Goal: Find each line holding "this" and copy it out.

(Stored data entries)

============

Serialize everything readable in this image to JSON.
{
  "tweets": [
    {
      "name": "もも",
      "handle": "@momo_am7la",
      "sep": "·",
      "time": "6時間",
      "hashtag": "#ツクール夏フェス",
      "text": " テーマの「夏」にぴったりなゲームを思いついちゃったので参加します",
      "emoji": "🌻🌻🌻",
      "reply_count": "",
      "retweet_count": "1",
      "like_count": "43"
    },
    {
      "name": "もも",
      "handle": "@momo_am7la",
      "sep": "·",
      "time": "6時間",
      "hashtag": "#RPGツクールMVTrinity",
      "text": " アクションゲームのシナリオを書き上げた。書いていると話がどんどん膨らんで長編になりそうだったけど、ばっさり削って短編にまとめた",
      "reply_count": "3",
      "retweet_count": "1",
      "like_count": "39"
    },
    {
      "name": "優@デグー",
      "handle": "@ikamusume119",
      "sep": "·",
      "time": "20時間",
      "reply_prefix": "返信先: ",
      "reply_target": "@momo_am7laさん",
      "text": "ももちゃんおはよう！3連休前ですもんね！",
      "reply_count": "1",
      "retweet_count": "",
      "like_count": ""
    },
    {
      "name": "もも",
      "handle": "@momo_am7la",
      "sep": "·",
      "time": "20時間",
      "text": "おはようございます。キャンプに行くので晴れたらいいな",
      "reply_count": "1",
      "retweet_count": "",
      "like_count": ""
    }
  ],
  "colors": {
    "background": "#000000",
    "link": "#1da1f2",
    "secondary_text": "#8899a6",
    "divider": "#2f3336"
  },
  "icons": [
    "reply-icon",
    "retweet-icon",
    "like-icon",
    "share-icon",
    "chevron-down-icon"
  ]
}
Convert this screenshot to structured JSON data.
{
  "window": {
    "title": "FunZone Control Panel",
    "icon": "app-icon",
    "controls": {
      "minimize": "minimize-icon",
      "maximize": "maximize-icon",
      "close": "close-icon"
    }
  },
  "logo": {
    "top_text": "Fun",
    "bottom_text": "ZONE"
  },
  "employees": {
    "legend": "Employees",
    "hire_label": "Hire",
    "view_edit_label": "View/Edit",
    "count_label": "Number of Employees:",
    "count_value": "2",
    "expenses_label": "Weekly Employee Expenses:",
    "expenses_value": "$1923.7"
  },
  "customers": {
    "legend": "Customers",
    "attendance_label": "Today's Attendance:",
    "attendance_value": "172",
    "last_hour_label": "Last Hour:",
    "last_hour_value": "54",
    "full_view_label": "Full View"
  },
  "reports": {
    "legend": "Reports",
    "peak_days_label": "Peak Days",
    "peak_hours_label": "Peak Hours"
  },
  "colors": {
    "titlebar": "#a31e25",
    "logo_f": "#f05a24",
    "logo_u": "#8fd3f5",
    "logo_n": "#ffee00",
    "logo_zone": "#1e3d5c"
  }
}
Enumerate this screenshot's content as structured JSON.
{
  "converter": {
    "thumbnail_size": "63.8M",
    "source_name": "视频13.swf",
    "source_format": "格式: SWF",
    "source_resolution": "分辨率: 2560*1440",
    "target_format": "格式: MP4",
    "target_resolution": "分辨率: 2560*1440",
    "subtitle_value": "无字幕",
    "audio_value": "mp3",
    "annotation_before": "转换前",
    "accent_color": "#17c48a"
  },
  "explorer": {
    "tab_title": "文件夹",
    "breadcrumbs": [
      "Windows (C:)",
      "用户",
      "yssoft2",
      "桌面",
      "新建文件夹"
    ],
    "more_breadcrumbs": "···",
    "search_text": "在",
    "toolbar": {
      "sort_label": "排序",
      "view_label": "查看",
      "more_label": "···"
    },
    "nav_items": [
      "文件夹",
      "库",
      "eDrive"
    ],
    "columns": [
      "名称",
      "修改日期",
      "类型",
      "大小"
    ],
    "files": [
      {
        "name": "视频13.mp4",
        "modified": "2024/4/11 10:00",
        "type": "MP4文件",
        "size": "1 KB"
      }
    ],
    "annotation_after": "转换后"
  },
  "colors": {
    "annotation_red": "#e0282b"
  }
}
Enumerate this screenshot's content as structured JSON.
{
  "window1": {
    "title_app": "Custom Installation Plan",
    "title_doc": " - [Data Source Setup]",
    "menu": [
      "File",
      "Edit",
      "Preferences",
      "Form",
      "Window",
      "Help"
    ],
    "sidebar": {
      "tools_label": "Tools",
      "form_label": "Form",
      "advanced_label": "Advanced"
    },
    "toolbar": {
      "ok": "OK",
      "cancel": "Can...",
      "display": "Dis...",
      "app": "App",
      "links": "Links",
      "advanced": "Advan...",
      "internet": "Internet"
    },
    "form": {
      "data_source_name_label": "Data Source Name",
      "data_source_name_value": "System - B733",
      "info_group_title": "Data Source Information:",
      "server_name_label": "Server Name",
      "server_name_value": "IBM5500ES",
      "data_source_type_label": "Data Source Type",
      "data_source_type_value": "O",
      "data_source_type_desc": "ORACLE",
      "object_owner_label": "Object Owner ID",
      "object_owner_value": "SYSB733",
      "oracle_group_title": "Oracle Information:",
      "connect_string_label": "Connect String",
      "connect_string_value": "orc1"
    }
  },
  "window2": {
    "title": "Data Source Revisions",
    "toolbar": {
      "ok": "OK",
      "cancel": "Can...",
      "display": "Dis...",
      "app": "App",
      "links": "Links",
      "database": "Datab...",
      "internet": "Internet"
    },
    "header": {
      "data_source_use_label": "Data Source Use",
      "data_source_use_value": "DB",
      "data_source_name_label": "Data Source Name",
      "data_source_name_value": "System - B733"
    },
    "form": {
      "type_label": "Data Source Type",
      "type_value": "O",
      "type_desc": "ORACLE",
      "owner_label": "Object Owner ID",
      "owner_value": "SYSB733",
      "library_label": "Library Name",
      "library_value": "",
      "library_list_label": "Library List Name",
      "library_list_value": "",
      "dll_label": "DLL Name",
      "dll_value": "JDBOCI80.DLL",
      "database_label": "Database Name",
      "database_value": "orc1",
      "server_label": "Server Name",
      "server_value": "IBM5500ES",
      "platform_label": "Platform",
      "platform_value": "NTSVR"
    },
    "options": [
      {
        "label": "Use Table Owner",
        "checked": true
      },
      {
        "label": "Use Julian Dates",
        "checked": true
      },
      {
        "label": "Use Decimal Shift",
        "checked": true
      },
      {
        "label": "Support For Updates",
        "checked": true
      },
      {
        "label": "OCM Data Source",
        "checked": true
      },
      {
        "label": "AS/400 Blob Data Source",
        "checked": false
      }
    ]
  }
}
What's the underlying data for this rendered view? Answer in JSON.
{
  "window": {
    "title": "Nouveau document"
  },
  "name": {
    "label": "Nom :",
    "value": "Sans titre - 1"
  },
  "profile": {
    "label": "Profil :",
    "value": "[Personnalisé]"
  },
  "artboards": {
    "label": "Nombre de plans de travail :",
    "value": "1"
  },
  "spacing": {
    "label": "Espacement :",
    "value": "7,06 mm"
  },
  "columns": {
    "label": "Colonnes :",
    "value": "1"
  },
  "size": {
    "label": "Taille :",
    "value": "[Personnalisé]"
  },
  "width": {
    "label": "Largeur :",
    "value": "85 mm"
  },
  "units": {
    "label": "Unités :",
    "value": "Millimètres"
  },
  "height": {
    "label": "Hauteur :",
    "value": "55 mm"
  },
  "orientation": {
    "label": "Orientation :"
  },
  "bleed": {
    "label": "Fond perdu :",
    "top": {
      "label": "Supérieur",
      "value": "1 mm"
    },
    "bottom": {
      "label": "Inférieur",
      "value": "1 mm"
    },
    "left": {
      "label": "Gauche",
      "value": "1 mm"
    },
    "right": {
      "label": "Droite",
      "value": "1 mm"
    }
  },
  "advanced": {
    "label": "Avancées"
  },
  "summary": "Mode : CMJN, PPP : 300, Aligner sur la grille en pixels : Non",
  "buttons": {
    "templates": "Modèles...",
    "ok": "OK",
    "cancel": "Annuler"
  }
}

============

Problem solution:
Serialize everything readable in this image to JSON.
Convert this screenshot to structured JSON data.
Enumerate this screenshot's content as structured JSON.
Enumerate this screenshot's content as structured JSON.
What's the underlying data for this rendered view? Answer in JSON.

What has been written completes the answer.